Records contained in a dataset
******
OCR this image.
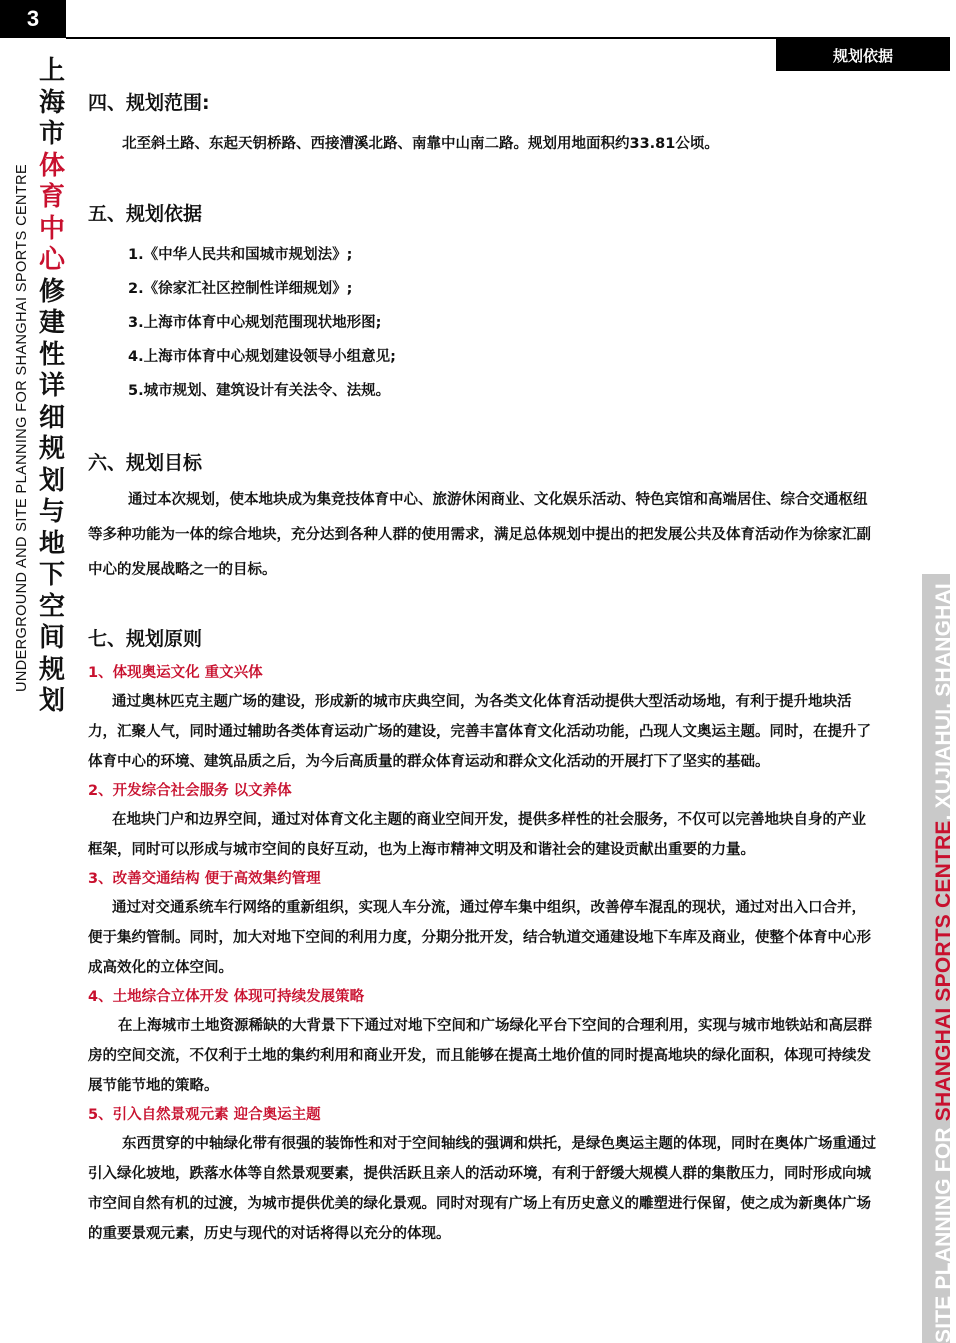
3
规划依据
UNDERGROUND AND SITE PLANNING FOR SHANGHAI SPORTS CENTRE
上
海
市
体
育
中
心
修
建
性
详
细
规
划
与
地
下
空
间
规
划
SITE PLANNING FOR SHANGHAI SPORTS CENTRE, XUJIAHUI, SHANGHAI

四、规划范围:

北至斜土路、东起天钥桥路、西接漕溪北路、南靠中山南二路。规划用地面积约33.81公顷。

五、规划依据

1.《中华人民共和国城市规划法》;

2.《徐家汇社区控制性详细规划》;

3.上海市体育中心规划范围现状地形图;

4.上海市体育中心规划建设领导小组意见;

5.城市规划、建筑设计有关法令、法规。

六、规划目标

通过本次规划，使本地块成为集竞技体育中心、旅游休闲商业、文化娱乐活动、特色宾馆和高端居住、综合交通枢纽等多种功能为一体的综合地块，充分达到各种人群的使用需求，满足总体规划中提出的把发展公共及体育活动作为徐家汇副中心的发展战略之一的目标。

七、规划原则

1、体现奥运文化 重文兴体

通过奥林匹克主题广场的建设，形成新的城市庆典空间，为各类文化体育活动提供大型活动场地，有利于提升地块活力，汇聚人气，同时通过辅助各类体育运动广场的建设，完善丰富体育文化活动功能，凸现人文奥运主题。同时，在提升了体育中心的环境、建筑品质之后，为今后高质量的群众体育运动和群众文化活动的开展打下了坚实的基础。

2、开发综合社会服务 以文养体

在地块门户和边界空间，通过对体育文化主题的商业空间开发，提供多样性的社会服务，不仅可以完善地块自身的产业框架，同时可以形成与城市空间的良好互动，也为上海市精神文明及和谐社会的建设贡献出重要的力量。

3、改善交通结构 便于高效集约管理

通过对交通系统车行网络的重新组织，实现人车分流，通过停车集中组织，改善停车混乱的现状，通过对出入口合并，便于集约管制。同时，加大对地下空间的利用力度，分期分批开发，结合轨道交通建设地下车库及商业，使整个体育中心形成高效化的立体空间。

4、土地综合立体开发 体现可持续发展策略

在上海城市土地资源稀缺的大背景下下通过对地下空间和广场绿化平台下空间的合理利用，实现与城市地铁站和高层群房的空间交流，不仅利于土地的集约利用和商业开发，而且能够在提高土地价值的同时提高地块的绿化面积，体现可持续发展节能节地的策略。

5、引入自然景观元素 迎合奥运主题

东西贯穿的中轴绿化带有很强的装饰性和对于空间轴线的强调和烘托，是绿色奥运主题的体现，同时在奥体广场重通过引入绿化坡地，跌落水体等自然景观要素，提供活跃且亲人的活动环境，有利于舒缓大规模人群的集散压力，同时形成向城市空间自然有机的过渡，为城市提供优美的绿化景观。同时对现有广场上有历史意义的雕塑进行保留，使之成为新奥体广场的重要景观元素，历史与现代的对话将得以充分的体现。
******
▶ [TO DO]: Exactly as written, return every line of the listing, but not the pictures.

▶ [THE RESPONSE]:
OCR this image.
3
规划依据
UNDERGROUND AND SITE PLANNING FOR SHANGHAI SPORTS CENTRE
上
海
市
体
育
中
心
修
建
性
详
细
规
划
与
地
下
空
间
规
划
SITE PLANNING FOR SHANGHAI SPORTS CENTRE, XUJIAHUI, SHANGHAI

四、规划范围:

北至斜土路、东起天钥桥路、西接漕溪北路、南靠中山南二路。规划用地面积约33.81公顷。

五、规划依据

1.《中华人民共和国城市规划法》;

2.《徐家汇社区控制性详细规划》;

3.上海市体育中心规划范围现状地形图;

4.上海市体育中心规划建设领导小组意见;

5.城市规划、建筑设计有关法令、法规。

六、规划目标

通过本次规划，使本地块成为集竞技体育中心、旅游休闲商业、文化娱乐活动、特色宾馆和高端居住、综合交通枢纽等多种功能为一体的综合地块，充分达到各种人群的使用需求，满足总体规划中提出的把发展公共及体育活动作为徐家汇副中心的发展战略之一的目标。

七、规划原则

1、体现奥运文化 重文兴体

通过奥林匹克主题广场的建设，形成新的城市庆典空间，为各类文化体育活动提供大型活动场地，有利于提升地块活力，汇聚人气，同时通过辅助各类体育运动广场的建设，完善丰富体育文化活动功能，凸现人文奥运主题。同时，在提升了体育中心的环境、建筑品质之后，为今后高质量的群众体育运动和群众文化活动的开展打下了坚实的基础。

2、开发综合社会服务 以文养体

在地块门户和边界空间，通过对体育文化主题的商业空间开发，提供多样性的社会服务，不仅可以完善地块自身的产业框架，同时可以形成与城市空间的良好互动，也为上海市精神文明及和谐社会的建设贡献出重要的力量。

3、改善交通结构 便于高效集约管理

通过对交通系统车行网络的重新组织，实现人车分流，通过停车集中组织，改善停车混乱的现状，通过对出入口合并，便于集约管制。同时，加大对地下空间的利用力度，分期分批开发，结合轨道交通建设地下车库及商业，使整个体育中心形成高效化的立体空间。

4、土地综合立体开发 体现可持续发展策略

在上海城市土地资源稀缺的大背景下下通过对地下空间和广场绿化平台下空间的合理利用，实现与城市地铁站和高层群房的空间交流，不仅利于土地的集约利用和商业开发，而且能够在提高土地价值的同时提高地块的绿化面积，体现可持续发展节能节地的策略。

5、引入自然景观元素 迎合奥运主题

东西贯穿的中轴绿化带有很强的装饰性和对于空间轴线的强调和烘托，是绿色奥运主题的体现，同时在奥体广场重通过引入绿化坡地，跌落水体等自然景观要素，提供活跃且亲人的活动环境，有利于舒缓大规模人群的集散压力，同时形成向城市空间自然有机的过渡，为城市提供优美的绿化景观。同时对现有广场上有历史意义的雕塑进行保留，使之成为新奥体广场的重要景观元素，历史与现代的对话将得以充分的体现。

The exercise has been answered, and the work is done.